• Given exercise
Copy each line in which the string "reihenfolge" occurs.

• Provided information
— begin —

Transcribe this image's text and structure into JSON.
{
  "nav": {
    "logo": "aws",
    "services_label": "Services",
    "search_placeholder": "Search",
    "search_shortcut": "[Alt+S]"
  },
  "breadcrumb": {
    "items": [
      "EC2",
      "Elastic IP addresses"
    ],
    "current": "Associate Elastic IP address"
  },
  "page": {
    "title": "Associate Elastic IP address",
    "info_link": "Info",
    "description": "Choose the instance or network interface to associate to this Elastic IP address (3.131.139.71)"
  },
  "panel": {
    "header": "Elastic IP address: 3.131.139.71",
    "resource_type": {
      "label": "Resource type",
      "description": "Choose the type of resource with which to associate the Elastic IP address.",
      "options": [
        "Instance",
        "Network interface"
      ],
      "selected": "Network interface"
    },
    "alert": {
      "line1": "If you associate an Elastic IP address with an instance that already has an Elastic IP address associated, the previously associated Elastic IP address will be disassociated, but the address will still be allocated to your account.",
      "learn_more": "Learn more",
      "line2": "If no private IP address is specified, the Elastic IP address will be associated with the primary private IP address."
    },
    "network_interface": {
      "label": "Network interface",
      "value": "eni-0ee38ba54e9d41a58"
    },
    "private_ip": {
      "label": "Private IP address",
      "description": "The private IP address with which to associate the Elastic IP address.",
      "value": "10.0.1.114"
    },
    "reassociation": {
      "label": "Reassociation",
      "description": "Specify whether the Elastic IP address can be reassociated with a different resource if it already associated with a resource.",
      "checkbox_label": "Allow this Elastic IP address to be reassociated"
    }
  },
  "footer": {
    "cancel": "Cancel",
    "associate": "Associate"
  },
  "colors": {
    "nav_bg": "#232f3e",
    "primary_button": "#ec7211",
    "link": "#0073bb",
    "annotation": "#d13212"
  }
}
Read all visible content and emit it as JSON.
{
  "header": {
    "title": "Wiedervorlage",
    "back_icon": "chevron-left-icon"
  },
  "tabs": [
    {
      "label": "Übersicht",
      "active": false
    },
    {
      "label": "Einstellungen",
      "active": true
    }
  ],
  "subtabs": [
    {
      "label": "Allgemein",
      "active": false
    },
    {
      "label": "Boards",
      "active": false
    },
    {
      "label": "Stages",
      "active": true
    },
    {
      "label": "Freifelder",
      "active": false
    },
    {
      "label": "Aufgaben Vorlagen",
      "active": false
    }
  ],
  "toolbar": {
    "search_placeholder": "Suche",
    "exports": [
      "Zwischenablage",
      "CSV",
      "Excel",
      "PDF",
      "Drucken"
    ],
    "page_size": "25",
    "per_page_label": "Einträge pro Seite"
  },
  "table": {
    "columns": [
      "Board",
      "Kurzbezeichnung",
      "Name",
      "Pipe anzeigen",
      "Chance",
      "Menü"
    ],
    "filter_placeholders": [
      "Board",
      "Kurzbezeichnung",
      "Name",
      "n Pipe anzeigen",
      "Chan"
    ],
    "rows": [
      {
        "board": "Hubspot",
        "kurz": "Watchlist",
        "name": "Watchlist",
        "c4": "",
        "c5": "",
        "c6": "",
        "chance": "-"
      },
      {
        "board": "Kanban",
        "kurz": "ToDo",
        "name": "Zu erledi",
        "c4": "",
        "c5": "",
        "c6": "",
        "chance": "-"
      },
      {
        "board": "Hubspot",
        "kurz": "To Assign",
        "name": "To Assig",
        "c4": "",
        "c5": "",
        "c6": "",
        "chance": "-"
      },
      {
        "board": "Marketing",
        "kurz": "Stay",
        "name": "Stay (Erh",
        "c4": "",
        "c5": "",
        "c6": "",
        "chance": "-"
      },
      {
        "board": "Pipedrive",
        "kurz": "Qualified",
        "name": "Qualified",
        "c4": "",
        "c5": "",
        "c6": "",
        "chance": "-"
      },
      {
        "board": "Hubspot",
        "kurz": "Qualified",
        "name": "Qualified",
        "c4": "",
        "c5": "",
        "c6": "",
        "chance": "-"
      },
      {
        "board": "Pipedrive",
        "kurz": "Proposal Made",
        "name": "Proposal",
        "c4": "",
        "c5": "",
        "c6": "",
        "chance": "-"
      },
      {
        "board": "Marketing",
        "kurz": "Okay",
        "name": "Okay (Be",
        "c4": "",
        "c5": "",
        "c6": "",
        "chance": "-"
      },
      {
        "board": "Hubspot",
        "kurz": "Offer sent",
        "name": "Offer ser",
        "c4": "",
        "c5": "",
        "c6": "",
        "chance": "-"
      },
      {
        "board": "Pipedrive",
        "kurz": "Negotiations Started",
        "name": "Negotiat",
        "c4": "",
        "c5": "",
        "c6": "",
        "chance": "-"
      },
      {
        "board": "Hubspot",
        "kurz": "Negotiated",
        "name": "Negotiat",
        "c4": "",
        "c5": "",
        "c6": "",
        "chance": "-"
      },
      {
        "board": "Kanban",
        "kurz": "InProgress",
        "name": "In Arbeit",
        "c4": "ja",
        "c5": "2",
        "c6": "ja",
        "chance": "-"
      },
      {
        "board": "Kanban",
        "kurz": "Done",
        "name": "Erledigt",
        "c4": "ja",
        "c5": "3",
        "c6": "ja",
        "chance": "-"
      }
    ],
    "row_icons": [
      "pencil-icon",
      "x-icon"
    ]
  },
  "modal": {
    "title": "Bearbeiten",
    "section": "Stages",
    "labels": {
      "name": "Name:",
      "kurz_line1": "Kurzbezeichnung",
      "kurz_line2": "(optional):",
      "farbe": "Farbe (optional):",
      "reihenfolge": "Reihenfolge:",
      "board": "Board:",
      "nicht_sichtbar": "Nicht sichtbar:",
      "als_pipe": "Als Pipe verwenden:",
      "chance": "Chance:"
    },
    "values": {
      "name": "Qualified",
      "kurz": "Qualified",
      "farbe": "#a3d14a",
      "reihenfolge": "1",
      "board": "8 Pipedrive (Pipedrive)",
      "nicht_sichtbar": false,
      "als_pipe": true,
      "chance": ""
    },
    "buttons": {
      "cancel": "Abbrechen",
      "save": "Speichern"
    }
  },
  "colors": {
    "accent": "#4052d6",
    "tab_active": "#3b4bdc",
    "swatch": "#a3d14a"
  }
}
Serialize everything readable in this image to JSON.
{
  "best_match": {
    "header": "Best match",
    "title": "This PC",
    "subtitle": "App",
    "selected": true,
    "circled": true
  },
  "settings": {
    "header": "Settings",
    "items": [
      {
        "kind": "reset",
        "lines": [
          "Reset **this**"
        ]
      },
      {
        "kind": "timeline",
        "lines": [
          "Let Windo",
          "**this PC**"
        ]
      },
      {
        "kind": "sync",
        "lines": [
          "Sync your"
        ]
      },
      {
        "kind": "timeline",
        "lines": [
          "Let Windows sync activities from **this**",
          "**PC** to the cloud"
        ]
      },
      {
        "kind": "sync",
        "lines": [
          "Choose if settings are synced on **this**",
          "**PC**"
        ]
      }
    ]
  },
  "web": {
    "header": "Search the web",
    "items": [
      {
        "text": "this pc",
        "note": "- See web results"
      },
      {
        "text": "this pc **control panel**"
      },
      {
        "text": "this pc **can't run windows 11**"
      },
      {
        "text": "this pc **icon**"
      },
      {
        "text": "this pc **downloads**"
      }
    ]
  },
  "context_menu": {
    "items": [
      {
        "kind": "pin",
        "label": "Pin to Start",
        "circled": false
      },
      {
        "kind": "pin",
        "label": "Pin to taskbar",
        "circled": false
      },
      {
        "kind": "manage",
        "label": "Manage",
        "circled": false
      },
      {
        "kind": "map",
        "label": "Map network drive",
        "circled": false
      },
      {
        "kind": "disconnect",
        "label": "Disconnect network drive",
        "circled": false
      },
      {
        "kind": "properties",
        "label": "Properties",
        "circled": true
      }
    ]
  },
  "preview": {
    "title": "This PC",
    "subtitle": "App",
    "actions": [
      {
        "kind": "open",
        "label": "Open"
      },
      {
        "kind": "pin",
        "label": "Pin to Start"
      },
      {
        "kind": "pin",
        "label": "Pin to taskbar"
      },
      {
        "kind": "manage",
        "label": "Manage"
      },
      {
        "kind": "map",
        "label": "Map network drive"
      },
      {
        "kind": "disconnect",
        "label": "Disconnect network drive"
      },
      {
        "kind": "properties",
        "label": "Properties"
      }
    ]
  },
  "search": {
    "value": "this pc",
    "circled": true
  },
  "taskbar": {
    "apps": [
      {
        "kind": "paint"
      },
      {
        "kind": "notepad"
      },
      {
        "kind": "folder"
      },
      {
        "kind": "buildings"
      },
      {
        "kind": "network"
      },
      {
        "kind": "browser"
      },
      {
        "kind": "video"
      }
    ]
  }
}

— end —

• The result
      "reihenfolge": "Reihenfolge:",
      "reihenfolge": "1",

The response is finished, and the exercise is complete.